▸ EXERCISE:
Show every line below where "parabola" can be found.
____ GIVEN INFORMATION
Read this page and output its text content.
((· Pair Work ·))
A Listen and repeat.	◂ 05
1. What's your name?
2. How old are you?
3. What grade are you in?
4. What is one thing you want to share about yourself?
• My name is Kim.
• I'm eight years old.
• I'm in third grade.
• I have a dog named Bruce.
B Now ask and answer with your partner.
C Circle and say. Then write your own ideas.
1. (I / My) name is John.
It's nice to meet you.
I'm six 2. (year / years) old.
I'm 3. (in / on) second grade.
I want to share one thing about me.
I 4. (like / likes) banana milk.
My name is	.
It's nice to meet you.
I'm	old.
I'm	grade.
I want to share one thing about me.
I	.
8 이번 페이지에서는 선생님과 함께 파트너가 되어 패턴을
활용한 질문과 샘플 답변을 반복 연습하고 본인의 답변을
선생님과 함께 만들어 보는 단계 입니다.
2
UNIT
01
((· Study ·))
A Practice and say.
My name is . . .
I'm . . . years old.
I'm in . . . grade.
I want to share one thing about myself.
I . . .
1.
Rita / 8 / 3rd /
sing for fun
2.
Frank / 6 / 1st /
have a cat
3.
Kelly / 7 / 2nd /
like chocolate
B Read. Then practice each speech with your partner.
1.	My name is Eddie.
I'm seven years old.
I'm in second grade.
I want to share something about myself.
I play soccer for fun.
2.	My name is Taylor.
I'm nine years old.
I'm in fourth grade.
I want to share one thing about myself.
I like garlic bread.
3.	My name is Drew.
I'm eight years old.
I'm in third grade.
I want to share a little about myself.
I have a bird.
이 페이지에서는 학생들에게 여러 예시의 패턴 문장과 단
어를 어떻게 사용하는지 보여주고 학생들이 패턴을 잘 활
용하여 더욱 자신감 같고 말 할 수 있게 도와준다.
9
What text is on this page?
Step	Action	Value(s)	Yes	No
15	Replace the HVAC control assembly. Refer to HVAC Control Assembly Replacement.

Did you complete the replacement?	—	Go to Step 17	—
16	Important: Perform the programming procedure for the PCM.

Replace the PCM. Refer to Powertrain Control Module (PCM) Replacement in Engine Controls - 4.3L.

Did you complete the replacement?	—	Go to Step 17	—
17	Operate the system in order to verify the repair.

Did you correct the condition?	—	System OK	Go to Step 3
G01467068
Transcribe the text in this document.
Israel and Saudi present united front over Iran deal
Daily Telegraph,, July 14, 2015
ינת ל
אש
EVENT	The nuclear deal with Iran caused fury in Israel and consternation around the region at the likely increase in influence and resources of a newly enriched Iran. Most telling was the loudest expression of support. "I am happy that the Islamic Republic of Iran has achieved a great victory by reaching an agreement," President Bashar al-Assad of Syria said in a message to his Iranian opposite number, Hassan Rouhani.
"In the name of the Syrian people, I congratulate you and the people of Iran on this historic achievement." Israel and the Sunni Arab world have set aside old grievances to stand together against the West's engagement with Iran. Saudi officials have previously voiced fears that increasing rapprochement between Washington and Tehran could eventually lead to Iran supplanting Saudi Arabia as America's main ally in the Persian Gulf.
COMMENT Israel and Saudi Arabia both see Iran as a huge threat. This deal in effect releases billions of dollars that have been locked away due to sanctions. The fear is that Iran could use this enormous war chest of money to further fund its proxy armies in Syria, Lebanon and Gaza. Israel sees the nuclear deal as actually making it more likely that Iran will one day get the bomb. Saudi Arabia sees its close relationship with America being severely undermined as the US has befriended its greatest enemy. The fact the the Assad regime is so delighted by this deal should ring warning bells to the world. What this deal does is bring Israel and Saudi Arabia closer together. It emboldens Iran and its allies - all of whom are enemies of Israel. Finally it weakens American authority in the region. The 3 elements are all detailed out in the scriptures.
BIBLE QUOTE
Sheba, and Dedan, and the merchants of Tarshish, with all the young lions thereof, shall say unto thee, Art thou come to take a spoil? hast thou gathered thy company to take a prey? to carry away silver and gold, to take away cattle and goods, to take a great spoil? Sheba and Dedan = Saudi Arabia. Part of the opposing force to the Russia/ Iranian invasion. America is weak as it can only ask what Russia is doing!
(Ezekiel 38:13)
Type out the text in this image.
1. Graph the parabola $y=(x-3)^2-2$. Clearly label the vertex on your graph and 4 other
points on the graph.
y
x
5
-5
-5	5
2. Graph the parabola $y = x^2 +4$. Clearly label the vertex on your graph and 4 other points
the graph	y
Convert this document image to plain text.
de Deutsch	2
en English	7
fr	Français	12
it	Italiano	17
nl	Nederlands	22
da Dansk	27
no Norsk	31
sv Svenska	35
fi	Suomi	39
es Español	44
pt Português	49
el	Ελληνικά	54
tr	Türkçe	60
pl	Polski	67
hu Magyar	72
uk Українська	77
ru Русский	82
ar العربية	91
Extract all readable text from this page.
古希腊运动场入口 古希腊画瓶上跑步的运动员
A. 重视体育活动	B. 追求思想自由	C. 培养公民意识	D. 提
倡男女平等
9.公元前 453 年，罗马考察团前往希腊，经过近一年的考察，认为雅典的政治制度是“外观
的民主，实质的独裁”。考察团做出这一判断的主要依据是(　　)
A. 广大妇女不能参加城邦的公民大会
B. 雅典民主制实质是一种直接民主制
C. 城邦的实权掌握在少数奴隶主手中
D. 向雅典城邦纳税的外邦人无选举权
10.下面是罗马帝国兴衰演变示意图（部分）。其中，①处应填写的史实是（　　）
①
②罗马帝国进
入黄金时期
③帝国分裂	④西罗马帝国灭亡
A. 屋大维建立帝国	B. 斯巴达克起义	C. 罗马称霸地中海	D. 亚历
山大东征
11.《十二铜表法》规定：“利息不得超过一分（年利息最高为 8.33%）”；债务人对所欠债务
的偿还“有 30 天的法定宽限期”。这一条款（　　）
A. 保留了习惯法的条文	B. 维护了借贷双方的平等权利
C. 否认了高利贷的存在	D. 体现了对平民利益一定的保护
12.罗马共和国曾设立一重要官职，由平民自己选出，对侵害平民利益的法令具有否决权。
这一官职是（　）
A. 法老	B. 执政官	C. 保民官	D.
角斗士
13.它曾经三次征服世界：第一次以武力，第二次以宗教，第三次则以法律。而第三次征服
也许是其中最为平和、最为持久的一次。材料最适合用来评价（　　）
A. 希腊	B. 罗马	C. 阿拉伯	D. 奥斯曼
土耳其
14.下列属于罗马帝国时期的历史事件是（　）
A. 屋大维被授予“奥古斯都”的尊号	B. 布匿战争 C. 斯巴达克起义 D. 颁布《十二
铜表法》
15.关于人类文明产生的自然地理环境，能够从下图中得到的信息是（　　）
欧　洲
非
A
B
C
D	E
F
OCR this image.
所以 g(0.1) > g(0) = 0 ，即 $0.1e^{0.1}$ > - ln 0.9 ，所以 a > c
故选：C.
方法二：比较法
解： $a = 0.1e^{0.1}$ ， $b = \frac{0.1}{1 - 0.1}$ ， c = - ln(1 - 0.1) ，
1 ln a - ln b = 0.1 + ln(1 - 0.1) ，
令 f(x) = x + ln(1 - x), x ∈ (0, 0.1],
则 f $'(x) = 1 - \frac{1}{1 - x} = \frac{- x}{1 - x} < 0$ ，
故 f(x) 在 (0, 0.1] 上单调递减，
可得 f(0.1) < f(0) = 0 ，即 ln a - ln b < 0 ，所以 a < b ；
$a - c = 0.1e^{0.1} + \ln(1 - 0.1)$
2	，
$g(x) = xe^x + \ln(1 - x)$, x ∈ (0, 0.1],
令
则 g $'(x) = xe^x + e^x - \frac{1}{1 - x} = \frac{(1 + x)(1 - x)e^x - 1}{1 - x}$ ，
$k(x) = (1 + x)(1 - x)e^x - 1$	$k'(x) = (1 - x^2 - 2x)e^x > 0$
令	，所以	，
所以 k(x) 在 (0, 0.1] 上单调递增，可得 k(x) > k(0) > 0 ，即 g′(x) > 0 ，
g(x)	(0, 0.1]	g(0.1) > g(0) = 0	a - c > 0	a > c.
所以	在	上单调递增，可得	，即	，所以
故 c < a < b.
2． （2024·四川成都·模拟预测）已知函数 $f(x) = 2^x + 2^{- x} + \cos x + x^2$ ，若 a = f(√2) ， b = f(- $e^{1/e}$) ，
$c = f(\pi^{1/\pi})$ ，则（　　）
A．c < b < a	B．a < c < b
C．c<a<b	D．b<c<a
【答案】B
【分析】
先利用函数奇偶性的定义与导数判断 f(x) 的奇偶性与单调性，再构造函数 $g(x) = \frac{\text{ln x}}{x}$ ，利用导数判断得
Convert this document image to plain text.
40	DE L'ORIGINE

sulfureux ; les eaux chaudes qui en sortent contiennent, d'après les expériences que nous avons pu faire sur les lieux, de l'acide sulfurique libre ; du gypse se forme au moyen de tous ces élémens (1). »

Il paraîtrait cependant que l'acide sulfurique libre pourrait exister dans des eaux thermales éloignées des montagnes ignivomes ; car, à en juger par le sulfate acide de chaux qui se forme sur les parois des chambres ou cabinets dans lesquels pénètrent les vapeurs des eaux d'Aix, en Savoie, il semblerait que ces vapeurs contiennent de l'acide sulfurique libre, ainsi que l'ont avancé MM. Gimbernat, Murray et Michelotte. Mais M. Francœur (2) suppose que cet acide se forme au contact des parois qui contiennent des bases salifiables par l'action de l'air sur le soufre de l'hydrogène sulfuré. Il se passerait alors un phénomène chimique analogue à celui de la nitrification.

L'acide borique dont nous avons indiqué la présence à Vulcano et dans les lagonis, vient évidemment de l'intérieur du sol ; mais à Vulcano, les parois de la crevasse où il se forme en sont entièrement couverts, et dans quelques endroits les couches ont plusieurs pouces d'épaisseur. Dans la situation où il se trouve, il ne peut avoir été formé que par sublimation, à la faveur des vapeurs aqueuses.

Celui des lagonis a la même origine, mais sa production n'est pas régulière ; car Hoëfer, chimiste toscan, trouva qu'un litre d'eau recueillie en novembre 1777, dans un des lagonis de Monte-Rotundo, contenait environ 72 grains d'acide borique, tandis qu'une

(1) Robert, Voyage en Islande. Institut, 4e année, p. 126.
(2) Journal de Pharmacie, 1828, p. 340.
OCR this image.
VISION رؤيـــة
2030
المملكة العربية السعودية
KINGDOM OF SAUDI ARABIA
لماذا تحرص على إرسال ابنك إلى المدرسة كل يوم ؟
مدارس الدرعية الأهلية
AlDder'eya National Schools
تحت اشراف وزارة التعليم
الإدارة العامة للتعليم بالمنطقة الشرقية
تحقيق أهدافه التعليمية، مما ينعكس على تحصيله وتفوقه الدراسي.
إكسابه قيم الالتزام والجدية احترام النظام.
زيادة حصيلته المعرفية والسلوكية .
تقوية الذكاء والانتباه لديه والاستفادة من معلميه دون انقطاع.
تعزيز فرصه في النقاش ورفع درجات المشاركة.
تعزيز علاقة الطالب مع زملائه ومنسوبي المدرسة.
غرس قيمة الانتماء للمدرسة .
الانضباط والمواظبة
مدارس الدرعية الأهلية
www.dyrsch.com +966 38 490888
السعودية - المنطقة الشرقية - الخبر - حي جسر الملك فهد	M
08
________
▸ EXERCISE OUTPUT:
1. Graph the parabola $y=(x-3)^2-2$. Clearly label the vertex on your graph and 4 other
2. Graph the parabola $y = x^2 +4$. Clearly label the vertex on your graph and 4 other points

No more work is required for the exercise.